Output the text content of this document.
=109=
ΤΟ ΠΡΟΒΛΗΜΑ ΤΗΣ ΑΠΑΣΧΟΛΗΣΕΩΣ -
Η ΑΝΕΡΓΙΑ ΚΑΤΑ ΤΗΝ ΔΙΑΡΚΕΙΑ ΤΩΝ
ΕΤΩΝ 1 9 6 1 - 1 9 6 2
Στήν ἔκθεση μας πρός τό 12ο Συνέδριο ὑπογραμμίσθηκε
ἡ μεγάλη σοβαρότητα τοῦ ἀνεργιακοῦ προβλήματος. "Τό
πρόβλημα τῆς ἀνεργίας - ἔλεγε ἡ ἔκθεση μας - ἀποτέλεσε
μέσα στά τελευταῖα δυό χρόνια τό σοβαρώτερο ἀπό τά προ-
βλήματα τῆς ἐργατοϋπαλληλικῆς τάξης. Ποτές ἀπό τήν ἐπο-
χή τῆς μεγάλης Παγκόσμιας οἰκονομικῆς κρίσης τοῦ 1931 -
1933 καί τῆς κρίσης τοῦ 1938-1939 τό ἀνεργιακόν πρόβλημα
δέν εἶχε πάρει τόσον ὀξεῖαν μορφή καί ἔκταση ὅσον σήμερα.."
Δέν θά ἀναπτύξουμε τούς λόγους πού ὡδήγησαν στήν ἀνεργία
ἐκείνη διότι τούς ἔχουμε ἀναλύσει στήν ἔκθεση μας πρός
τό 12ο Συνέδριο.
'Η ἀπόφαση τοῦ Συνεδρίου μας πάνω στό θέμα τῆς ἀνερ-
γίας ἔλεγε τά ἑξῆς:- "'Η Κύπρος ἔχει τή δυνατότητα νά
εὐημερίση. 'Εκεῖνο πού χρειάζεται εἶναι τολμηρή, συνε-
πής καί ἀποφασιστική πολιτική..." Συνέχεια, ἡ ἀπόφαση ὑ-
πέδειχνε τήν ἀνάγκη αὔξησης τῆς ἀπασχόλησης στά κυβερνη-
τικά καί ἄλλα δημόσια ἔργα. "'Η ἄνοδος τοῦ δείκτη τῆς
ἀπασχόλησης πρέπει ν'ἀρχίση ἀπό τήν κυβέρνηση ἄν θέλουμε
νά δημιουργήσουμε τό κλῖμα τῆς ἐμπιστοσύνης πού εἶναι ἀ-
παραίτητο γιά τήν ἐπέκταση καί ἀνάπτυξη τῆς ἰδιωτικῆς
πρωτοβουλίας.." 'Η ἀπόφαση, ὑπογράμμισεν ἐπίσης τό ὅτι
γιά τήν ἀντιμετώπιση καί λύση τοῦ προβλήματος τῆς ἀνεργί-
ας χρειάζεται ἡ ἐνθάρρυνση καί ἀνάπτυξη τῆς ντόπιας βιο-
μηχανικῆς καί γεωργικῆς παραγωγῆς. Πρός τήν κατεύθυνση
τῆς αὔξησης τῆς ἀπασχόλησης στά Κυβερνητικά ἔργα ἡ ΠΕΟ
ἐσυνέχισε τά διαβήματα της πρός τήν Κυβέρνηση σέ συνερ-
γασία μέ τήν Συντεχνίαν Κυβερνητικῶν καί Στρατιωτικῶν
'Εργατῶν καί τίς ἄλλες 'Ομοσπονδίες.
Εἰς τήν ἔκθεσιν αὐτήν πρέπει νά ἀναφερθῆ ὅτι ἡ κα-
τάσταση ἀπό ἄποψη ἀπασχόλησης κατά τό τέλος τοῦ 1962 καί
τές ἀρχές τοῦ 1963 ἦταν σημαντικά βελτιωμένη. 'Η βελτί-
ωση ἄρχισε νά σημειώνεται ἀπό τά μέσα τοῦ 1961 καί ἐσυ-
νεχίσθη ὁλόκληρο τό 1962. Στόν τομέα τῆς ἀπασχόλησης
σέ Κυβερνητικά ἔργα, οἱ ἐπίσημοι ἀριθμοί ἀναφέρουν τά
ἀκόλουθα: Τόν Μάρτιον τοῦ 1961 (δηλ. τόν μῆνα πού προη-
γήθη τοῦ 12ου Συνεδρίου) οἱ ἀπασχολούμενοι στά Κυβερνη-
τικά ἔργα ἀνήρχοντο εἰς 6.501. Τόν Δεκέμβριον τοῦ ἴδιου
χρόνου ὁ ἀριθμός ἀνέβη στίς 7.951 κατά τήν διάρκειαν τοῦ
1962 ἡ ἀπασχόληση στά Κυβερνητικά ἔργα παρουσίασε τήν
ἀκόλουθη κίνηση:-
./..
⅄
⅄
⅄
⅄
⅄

● **Short task**: Pull out every line of the entries that includes the word "Συνεδρίου".

● **Solution for this task**:
'Η ἀπόφαση τοῦ Συνεδρίου μας πάνω στό θέμα τῆς ἀνερ-
γήθη τοῦ 12ου Συνεδρίου) οἱ ἀπασχολούμενοι στά Κυβερνη-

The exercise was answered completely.